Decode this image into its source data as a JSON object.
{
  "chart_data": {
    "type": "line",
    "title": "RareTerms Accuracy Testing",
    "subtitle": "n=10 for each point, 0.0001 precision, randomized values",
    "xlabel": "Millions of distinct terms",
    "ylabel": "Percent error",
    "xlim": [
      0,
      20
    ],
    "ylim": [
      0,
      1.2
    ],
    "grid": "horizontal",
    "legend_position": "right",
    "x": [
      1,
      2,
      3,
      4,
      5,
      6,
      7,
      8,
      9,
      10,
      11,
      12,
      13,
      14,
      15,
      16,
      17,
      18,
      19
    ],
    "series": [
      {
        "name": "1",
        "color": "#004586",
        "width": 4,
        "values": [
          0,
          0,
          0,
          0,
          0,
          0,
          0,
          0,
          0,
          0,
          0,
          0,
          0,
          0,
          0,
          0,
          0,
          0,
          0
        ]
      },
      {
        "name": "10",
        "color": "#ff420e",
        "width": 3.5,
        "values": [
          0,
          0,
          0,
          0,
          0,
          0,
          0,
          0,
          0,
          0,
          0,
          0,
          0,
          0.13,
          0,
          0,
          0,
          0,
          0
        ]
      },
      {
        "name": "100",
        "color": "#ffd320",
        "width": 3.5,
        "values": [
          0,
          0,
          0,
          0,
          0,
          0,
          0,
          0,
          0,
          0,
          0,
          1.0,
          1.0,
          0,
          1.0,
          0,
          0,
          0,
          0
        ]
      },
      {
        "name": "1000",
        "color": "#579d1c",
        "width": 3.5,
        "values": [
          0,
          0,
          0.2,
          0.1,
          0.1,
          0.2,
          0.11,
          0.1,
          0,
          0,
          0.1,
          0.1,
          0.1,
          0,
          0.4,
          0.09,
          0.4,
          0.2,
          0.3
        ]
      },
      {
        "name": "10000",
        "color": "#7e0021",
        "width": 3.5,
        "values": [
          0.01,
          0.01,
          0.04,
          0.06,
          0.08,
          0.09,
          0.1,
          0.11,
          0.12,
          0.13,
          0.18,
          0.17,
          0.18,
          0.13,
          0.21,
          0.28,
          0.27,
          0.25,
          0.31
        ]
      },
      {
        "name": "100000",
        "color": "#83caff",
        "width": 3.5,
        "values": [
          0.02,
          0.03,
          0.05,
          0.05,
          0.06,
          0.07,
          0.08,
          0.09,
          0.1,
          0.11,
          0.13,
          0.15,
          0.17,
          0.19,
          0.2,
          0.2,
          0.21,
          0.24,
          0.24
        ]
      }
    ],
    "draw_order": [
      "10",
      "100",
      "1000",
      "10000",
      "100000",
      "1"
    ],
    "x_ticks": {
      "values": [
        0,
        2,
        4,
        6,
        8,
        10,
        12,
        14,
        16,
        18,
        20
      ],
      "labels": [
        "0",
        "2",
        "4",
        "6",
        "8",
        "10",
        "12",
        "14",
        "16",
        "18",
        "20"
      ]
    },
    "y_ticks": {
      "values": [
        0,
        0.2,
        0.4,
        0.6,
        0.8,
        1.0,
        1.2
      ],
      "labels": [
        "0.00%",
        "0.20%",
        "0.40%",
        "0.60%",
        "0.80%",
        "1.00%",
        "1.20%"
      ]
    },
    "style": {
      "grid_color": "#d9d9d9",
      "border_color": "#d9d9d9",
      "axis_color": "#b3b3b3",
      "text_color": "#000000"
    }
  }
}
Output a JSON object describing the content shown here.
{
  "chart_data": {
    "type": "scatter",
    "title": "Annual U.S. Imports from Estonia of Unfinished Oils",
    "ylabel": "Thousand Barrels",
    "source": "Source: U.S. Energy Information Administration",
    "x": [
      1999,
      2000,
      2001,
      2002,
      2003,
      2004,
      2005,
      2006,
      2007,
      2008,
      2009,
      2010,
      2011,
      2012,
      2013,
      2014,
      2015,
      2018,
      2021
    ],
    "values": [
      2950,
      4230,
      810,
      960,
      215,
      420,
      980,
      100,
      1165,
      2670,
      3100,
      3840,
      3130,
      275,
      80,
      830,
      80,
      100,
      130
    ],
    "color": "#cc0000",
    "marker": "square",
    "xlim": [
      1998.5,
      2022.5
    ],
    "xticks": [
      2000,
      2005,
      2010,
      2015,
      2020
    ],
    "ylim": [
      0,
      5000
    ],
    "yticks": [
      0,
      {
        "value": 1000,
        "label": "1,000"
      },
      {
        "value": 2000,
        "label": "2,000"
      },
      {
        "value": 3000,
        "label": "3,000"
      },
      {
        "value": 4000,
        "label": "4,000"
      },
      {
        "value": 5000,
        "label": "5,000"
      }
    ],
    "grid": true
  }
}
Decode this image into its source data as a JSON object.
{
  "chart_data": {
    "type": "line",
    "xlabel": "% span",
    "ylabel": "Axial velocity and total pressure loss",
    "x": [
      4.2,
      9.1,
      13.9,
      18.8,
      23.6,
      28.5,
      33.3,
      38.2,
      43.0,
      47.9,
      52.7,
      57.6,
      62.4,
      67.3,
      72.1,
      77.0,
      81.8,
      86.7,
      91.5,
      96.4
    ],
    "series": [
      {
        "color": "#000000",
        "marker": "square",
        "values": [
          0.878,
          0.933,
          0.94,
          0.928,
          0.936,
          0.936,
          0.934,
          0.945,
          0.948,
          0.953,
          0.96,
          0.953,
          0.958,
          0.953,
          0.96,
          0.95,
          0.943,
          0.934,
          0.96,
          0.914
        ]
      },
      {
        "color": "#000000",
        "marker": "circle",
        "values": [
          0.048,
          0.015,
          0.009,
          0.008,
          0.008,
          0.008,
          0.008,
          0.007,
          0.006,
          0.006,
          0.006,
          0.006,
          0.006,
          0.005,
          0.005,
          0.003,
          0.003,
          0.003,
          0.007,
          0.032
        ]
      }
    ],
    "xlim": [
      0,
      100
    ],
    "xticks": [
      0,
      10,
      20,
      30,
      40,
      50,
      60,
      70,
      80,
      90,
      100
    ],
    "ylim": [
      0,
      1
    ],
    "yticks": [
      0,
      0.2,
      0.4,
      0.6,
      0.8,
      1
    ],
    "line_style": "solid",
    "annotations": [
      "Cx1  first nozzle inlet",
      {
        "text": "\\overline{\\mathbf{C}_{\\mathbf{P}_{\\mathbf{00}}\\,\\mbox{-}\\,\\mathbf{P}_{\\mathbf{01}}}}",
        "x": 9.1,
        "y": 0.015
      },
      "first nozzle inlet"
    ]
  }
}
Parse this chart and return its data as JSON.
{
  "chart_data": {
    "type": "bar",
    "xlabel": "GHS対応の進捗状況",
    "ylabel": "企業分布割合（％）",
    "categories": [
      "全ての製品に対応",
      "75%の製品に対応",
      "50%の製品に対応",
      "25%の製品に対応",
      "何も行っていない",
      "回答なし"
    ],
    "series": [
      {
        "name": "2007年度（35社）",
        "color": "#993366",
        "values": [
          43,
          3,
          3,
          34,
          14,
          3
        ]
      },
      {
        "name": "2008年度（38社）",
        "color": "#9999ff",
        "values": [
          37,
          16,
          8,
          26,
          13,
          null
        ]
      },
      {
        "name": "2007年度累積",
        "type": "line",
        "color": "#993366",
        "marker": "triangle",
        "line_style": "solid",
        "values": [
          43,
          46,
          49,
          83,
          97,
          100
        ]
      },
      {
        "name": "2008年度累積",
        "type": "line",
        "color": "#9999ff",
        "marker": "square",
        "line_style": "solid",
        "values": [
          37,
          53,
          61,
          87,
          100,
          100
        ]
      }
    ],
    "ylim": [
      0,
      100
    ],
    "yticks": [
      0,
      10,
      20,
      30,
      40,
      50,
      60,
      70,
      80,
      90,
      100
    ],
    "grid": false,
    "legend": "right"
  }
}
——
In the entries above, how many lines hold the word "first"? State the number and nothing else.

» Result
2